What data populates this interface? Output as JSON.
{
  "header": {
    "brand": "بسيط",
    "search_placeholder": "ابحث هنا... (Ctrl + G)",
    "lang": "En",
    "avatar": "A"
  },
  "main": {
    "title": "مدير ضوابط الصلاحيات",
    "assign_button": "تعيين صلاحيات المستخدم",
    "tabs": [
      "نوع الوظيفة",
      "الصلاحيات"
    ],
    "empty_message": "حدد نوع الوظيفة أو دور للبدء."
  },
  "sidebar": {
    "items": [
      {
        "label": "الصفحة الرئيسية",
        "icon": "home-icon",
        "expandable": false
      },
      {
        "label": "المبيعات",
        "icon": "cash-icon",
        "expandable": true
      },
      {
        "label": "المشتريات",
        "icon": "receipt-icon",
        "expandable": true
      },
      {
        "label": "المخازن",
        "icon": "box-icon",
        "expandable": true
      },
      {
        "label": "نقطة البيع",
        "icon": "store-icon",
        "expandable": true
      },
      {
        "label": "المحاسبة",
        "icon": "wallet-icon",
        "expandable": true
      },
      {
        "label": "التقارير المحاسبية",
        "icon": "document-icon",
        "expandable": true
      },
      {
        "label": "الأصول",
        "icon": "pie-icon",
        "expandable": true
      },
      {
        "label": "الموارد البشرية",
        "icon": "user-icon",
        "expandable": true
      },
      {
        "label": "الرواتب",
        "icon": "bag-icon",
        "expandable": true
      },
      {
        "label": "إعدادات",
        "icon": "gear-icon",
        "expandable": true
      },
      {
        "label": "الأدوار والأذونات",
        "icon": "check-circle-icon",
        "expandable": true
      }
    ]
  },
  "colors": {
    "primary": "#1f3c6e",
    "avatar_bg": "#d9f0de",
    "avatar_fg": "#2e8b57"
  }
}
==================================================
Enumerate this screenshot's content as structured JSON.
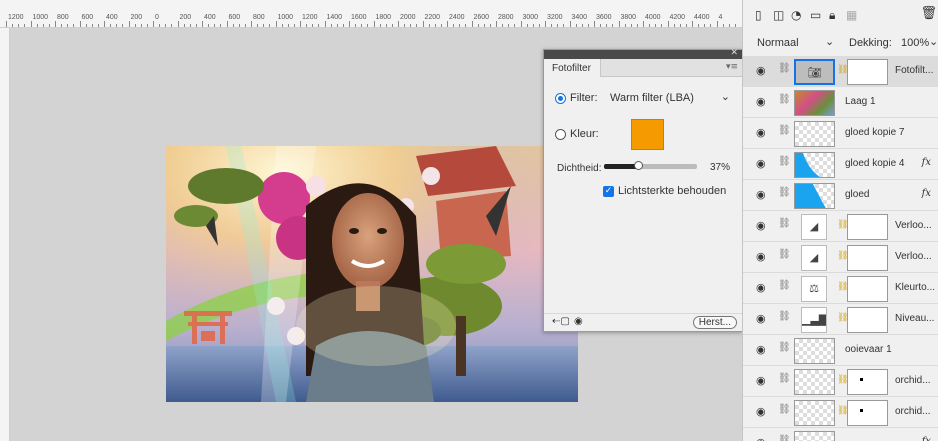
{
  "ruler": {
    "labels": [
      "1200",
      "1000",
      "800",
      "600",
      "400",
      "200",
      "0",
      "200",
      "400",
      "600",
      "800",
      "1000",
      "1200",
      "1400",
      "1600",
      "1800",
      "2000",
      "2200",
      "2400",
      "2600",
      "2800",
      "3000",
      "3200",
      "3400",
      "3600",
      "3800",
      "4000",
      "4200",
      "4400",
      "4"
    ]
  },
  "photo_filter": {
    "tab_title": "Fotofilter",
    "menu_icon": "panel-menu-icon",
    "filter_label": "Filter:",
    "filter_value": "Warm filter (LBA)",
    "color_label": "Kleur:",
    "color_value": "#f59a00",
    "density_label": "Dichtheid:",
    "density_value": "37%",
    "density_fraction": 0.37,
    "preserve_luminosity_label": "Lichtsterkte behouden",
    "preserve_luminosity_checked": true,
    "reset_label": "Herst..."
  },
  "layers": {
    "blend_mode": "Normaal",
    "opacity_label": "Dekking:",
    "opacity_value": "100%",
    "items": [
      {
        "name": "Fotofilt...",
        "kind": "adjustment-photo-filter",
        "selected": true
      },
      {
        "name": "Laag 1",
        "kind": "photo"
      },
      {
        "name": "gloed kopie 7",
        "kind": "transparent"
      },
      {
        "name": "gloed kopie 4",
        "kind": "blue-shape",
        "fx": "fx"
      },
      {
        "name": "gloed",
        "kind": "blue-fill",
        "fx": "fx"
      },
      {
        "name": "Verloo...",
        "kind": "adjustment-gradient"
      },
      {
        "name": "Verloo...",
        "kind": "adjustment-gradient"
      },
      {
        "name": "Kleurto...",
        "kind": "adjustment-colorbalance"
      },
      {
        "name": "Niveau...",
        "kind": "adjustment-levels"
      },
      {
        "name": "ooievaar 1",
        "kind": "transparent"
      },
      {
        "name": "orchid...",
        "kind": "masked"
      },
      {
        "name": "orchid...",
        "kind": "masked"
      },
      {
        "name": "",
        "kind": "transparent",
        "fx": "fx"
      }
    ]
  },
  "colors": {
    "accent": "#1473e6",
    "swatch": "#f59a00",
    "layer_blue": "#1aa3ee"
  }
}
==================================================
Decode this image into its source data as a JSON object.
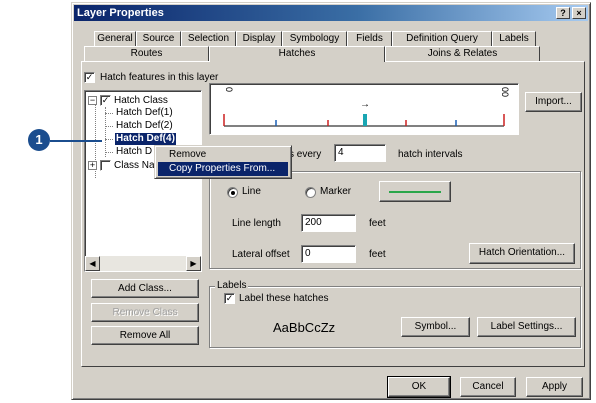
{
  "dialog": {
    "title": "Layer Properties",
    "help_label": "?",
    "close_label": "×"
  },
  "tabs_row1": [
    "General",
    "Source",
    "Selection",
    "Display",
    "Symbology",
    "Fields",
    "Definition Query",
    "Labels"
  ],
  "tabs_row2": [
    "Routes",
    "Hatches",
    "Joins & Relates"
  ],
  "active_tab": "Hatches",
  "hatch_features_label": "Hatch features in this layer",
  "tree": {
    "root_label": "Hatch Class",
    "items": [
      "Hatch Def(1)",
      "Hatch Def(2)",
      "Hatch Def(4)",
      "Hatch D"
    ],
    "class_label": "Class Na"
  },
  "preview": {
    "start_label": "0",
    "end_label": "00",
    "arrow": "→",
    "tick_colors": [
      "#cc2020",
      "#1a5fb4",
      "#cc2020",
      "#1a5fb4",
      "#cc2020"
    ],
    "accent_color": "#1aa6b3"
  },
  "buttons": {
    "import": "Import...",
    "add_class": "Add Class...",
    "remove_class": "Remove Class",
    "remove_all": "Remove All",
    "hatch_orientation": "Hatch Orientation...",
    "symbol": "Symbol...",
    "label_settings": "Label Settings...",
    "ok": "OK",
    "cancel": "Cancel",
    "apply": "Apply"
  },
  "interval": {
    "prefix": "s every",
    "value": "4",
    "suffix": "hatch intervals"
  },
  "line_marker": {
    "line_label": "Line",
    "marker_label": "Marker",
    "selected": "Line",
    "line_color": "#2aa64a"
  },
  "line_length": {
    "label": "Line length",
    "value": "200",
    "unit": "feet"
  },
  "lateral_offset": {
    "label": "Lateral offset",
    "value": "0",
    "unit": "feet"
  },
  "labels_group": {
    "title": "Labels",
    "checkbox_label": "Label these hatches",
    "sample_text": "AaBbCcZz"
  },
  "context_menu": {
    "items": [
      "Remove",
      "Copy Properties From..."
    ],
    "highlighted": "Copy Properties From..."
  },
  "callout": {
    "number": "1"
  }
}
==================================================
■ Problem requirements:
Give the number of lines above that hold the word "Copy", and nothing more.

■ Final result:
2